From the entries below, list each line with "this".

Dataset listings of figures:
────────────────────────────────────────

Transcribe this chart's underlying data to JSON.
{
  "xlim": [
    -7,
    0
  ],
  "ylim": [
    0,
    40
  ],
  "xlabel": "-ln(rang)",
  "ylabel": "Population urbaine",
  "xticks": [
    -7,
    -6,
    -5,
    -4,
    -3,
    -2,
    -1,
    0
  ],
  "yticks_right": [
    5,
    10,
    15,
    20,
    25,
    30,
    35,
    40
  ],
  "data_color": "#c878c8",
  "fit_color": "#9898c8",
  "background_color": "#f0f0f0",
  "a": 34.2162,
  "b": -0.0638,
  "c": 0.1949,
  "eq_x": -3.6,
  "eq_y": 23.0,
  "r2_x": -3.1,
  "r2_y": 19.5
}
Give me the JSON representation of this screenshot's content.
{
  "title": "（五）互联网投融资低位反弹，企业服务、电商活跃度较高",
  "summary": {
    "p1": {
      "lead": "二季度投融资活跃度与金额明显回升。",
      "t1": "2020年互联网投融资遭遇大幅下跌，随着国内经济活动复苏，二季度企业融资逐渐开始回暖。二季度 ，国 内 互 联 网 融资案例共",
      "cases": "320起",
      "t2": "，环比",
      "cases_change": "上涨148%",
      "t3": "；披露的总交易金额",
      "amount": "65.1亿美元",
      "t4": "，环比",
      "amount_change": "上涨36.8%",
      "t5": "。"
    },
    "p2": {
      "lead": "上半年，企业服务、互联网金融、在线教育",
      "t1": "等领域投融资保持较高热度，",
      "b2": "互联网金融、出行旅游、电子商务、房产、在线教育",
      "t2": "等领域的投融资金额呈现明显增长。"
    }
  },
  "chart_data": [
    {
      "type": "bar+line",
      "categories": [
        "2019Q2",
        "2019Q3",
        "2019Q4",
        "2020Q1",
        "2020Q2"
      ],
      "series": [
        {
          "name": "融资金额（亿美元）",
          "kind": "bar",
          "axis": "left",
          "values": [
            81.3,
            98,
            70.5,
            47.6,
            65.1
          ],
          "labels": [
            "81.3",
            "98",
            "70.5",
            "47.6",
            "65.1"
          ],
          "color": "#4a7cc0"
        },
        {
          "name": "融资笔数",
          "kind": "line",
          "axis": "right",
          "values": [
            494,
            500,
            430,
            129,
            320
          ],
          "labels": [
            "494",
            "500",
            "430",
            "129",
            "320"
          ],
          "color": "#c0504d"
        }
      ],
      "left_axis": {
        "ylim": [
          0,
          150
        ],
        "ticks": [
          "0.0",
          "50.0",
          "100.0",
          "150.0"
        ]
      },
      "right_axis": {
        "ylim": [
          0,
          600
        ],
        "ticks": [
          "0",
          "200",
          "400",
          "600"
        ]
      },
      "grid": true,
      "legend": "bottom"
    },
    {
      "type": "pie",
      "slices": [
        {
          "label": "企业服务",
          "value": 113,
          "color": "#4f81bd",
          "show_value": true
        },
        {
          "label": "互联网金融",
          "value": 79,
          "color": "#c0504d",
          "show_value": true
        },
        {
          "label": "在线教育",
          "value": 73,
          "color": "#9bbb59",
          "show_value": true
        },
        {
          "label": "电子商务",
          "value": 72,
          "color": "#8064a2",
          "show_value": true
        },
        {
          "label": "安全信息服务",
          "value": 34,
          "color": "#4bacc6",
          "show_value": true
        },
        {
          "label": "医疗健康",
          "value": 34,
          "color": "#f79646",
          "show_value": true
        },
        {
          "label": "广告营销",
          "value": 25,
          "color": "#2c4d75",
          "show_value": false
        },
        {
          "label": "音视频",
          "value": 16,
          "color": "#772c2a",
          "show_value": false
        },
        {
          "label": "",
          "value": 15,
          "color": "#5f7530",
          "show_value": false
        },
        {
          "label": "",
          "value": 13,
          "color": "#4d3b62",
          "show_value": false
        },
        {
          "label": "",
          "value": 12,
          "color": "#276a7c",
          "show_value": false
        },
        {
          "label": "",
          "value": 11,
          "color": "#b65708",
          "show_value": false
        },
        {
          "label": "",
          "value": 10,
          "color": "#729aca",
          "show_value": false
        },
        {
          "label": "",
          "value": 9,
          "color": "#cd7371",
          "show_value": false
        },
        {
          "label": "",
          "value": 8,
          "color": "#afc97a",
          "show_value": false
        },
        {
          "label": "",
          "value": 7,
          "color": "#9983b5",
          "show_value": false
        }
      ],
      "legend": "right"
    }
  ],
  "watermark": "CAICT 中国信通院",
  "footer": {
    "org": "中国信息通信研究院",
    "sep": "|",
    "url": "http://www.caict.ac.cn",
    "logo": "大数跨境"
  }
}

────────────────────────────────────────

#### SOLUTION TO THE EXERCISE:
Transcribe this chart's underlying data to JSON.
Give me the JSON representation of this screenshot's content.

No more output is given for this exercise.